▸ **RECORDS PROVIDED**
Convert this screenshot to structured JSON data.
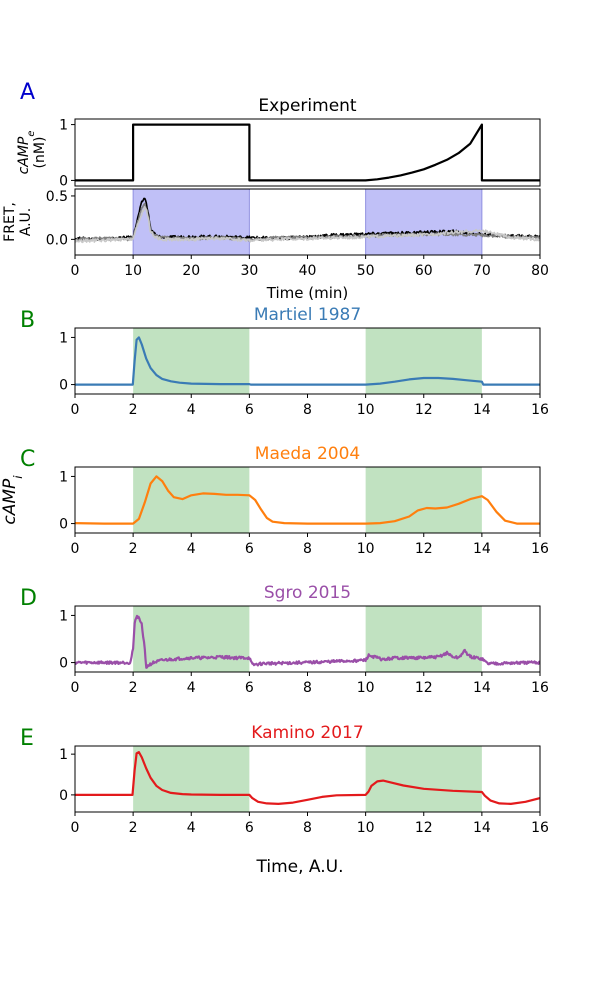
{
  "figure": {
    "xlabel": "Time, A.U.",
    "ylabel_shared": "cAMP_i"
  },
  "chart_data": [
    {
      "id": "A1",
      "type": "line",
      "panel_letter": "A",
      "title": "Experiment",
      "ylabel_lines": [
        "cAMP_e",
        "(nM)"
      ],
      "xlim": [
        0,
        80
      ],
      "ylim": [
        -0.1,
        1.1
      ],
      "yticks": [
        0,
        1
      ],
      "series": [
        {
          "color": "#000000",
          "x": [
            0,
            10,
            10,
            30,
            30,
            50,
            52,
            54,
            56,
            58,
            60,
            62,
            64,
            66,
            68,
            70,
            70,
            80
          ],
          "y": [
            0,
            0,
            1,
            1,
            0,
            0,
            0.02,
            0.05,
            0.09,
            0.14,
            0.2,
            0.28,
            0.37,
            0.49,
            0.66,
            1,
            0,
            0
          ]
        }
      ]
    },
    {
      "id": "A2",
      "type": "line",
      "ylabel_lines": [
        "FRET,",
        "A.U."
      ],
      "xlim": [
        0,
        80
      ],
      "ylim": [
        -0.18,
        0.58
      ],
      "yticks": [
        0.0,
        0.5
      ],
      "xticks": [
        0,
        10,
        20,
        30,
        40,
        50,
        60,
        70,
        80
      ],
      "xlabel": "Time (min)",
      "shaded": [
        {
          "from": 10,
          "to": 30,
          "color": "#b0b0f5"
        },
        {
          "from": 50,
          "to": 70,
          "color": "#b0b0f5"
        }
      ],
      "series": [
        {
          "color": "#000000",
          "x": [
            0,
            5,
            9,
            10,
            11,
            11.5,
            12,
            12.5,
            13,
            14,
            15,
            20,
            25,
            30,
            35,
            40,
            45,
            50,
            55,
            60,
            65,
            70,
            75,
            80
          ],
          "y": [
            0.01,
            0.0,
            0.02,
            0.03,
            0.3,
            0.43,
            0.48,
            0.35,
            0.12,
            0.04,
            0.02,
            0.03,
            0.03,
            0.02,
            0.01,
            0.03,
            0.05,
            0.06,
            0.07,
            0.08,
            0.09,
            0.06,
            0.04,
            0.03
          ]
        },
        {
          "color": "#808080",
          "x": [
            0,
            5,
            9,
            10,
            11,
            11.5,
            12,
            12.5,
            13,
            14,
            15,
            20,
            25,
            30,
            35,
            40,
            45,
            50,
            55,
            60,
            65,
            70,
            75,
            80
          ],
          "y": [
            0.0,
            0.01,
            0.0,
            0.02,
            0.25,
            0.37,
            0.42,
            0.3,
            0.1,
            0.03,
            0.02,
            0.01,
            0.02,
            0.0,
            0.02,
            0.02,
            0.03,
            0.04,
            0.05,
            0.06,
            0.06,
            0.05,
            0.03,
            0.02
          ]
        },
        {
          "color": "#c8c8c8",
          "x": [
            0,
            5,
            9,
            10,
            11,
            11.5,
            12,
            12.5,
            13,
            14,
            15,
            20,
            25,
            30,
            35,
            40,
            45,
            50,
            55,
            60,
            65,
            70,
            75,
            80
          ],
          "y": [
            -0.02,
            -0.01,
            0.0,
            0.01,
            0.2,
            0.3,
            0.38,
            0.28,
            0.08,
            0.02,
            0.0,
            0.0,
            0.01,
            -0.01,
            0.0,
            0.01,
            0.02,
            0.03,
            0.04,
            0.05,
            0.08,
            0.1,
            0.02,
            0.0
          ]
        }
      ]
    },
    {
      "id": "B",
      "type": "line",
      "panel_letter": "B",
      "title": "Martiel 1987",
      "title_color": "#3a7bb5",
      "xlim": [
        0,
        16
      ],
      "ylim": [
        -0.2,
        1.2
      ],
      "yticks": [
        0,
        1
      ],
      "xticks": [
        0,
        2,
        4,
        6,
        8,
        10,
        12,
        14,
        16
      ],
      "shaded": [
        {
          "from": 2,
          "to": 6,
          "color": "#b2dbb2"
        },
        {
          "from": 10,
          "to": 14,
          "color": "#b2dbb2"
        }
      ],
      "series": [
        {
          "color": "#3a7bb5",
          "x": [
            0,
            1.99,
            2.05,
            2.12,
            2.2,
            2.3,
            2.45,
            2.6,
            2.8,
            3.0,
            3.3,
            3.6,
            4,
            5,
            6,
            6.05,
            8,
            10,
            10.5,
            11,
            11.5,
            12,
            12.5,
            13,
            13.5,
            14,
            14.05,
            16
          ],
          "y": [
            0,
            0,
            0.5,
            0.95,
            1.0,
            0.85,
            0.55,
            0.35,
            0.2,
            0.12,
            0.07,
            0.04,
            0.02,
            0.01,
            0.01,
            0,
            0,
            0,
            0.02,
            0.06,
            0.11,
            0.14,
            0.14,
            0.12,
            0.09,
            0.06,
            0,
            0
          ]
        }
      ]
    },
    {
      "id": "C",
      "type": "line",
      "panel_letter": "C",
      "title": "Maeda 2004",
      "title_color": "#ff7f0e",
      "xlim": [
        0,
        16
      ],
      "ylim": [
        -0.2,
        1.2
      ],
      "yticks": [
        0,
        1
      ],
      "xticks": [
        0,
        2,
        4,
        6,
        8,
        10,
        12,
        14,
        16
      ],
      "shaded": [
        {
          "from": 2,
          "to": 6,
          "color": "#b2dbb2"
        },
        {
          "from": 10,
          "to": 14,
          "color": "#b2dbb2"
        }
      ],
      "series": [
        {
          "color": "#ff7f0e",
          "x": [
            0,
            1,
            2,
            2.2,
            2.4,
            2.6,
            2.8,
            3.0,
            3.2,
            3.4,
            3.7,
            4.0,
            4.4,
            4.8,
            5.2,
            5.6,
            6.0,
            6.2,
            6.4,
            6.6,
            6.8,
            7.2,
            8,
            9,
            10,
            10.5,
            11,
            11.5,
            11.8,
            12.1,
            12.4,
            12.8,
            13.2,
            13.6,
            14.0,
            14.2,
            14.5,
            14.8,
            15.2,
            16
          ],
          "y": [
            0.01,
            0.0,
            0.0,
            0.1,
            0.45,
            0.85,
            1.0,
            0.9,
            0.7,
            0.56,
            0.52,
            0.6,
            0.64,
            0.63,
            0.61,
            0.61,
            0.6,
            0.5,
            0.3,
            0.12,
            0.04,
            0.01,
            0.0,
            0.0,
            0.0,
            0.01,
            0.05,
            0.15,
            0.28,
            0.33,
            0.32,
            0.34,
            0.42,
            0.52,
            0.58,
            0.5,
            0.25,
            0.06,
            0.0,
            0.0
          ]
        }
      ]
    },
    {
      "id": "D",
      "type": "line",
      "panel_letter": "D",
      "title": "Sgro 2015",
      "title_color": "#9a4fa8",
      "xlim": [
        0,
        16
      ],
      "ylim": [
        -0.2,
        1.2
      ],
      "yticks": [
        0,
        1
      ],
      "xticks": [
        0,
        2,
        4,
        6,
        8,
        10,
        12,
        14,
        16
      ],
      "noise": 0.03,
      "shaded": [
        {
          "from": 2,
          "to": 6,
          "color": "#b2dbb2"
        },
        {
          "from": 10,
          "to": 14,
          "color": "#b2dbb2"
        }
      ],
      "series": [
        {
          "color": "#9a4fa8",
          "x": [
            0,
            1.9,
            2.0,
            2.05,
            2.12,
            2.2,
            2.3,
            2.38,
            2.45,
            2.55,
            2.7,
            3.0,
            3.5,
            4,
            4.5,
            5,
            5.5,
            6,
            6.1,
            6.5,
            8,
            10,
            10.1,
            10.3,
            10.6,
            11,
            12,
            12.5,
            12.8,
            13.0,
            13.2,
            13.4,
            13.6,
            14,
            14.2,
            16
          ],
          "y": [
            0.0,
            0.0,
            0.3,
            0.8,
            1.0,
            0.95,
            0.8,
            0.4,
            -0.1,
            -0.05,
            0.0,
            0.05,
            0.08,
            0.1,
            0.1,
            0.12,
            0.1,
            0.1,
            -0.05,
            -0.02,
            0.0,
            0.05,
            0.15,
            0.12,
            0.06,
            0.1,
            0.1,
            0.12,
            0.2,
            0.12,
            0.1,
            0.25,
            0.12,
            0.08,
            -0.02,
            0.0
          ]
        }
      ]
    },
    {
      "id": "E",
      "type": "line",
      "panel_letter": "E",
      "title": "Kamino 2017",
      "title_color": "#e31a1c",
      "xlim": [
        0,
        16
      ],
      "ylim": [
        -0.42,
        1.2
      ],
      "yticks": [
        0,
        1
      ],
      "xticks": [
        0,
        2,
        4,
        6,
        8,
        10,
        12,
        14,
        16
      ],
      "xlabel": "Time, A.U.",
      "shaded": [
        {
          "from": 2,
          "to": 6,
          "color": "#b2dbb2"
        },
        {
          "from": 10,
          "to": 14,
          "color": "#b2dbb2"
        }
      ],
      "series": [
        {
          "color": "#e31a1c",
          "x": [
            0,
            1.98,
            2.05,
            2.12,
            2.2,
            2.3,
            2.45,
            2.6,
            2.8,
            3.0,
            3.3,
            3.7,
            4,
            5,
            6,
            6.1,
            6.3,
            6.6,
            7,
            7.5,
            8,
            8.5,
            9,
            10,
            10.1,
            10.2,
            10.4,
            10.6,
            10.9,
            11.3,
            12,
            13,
            14,
            14.1,
            14.3,
            14.6,
            15,
            15.5,
            16
          ],
          "y": [
            0,
            0,
            0.6,
            1.02,
            1.05,
            0.92,
            0.65,
            0.42,
            0.22,
            0.12,
            0.05,
            0.02,
            0.01,
            0.0,
            0.0,
            -0.08,
            -0.17,
            -0.21,
            -0.22,
            -0.19,
            -0.12,
            -0.05,
            -0.01,
            0.0,
            0.08,
            0.22,
            0.33,
            0.35,
            0.3,
            0.23,
            0.15,
            0.1,
            0.07,
            -0.02,
            -0.14,
            -0.21,
            -0.22,
            -0.17,
            -0.08
          ]
        }
      ]
    }
  ]
}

▸ **EXERCISE TASK**
Check every line of the records above for the string "Time" and say how many contain it, giving the number alone.

▸ **FULL RESPONSE**
3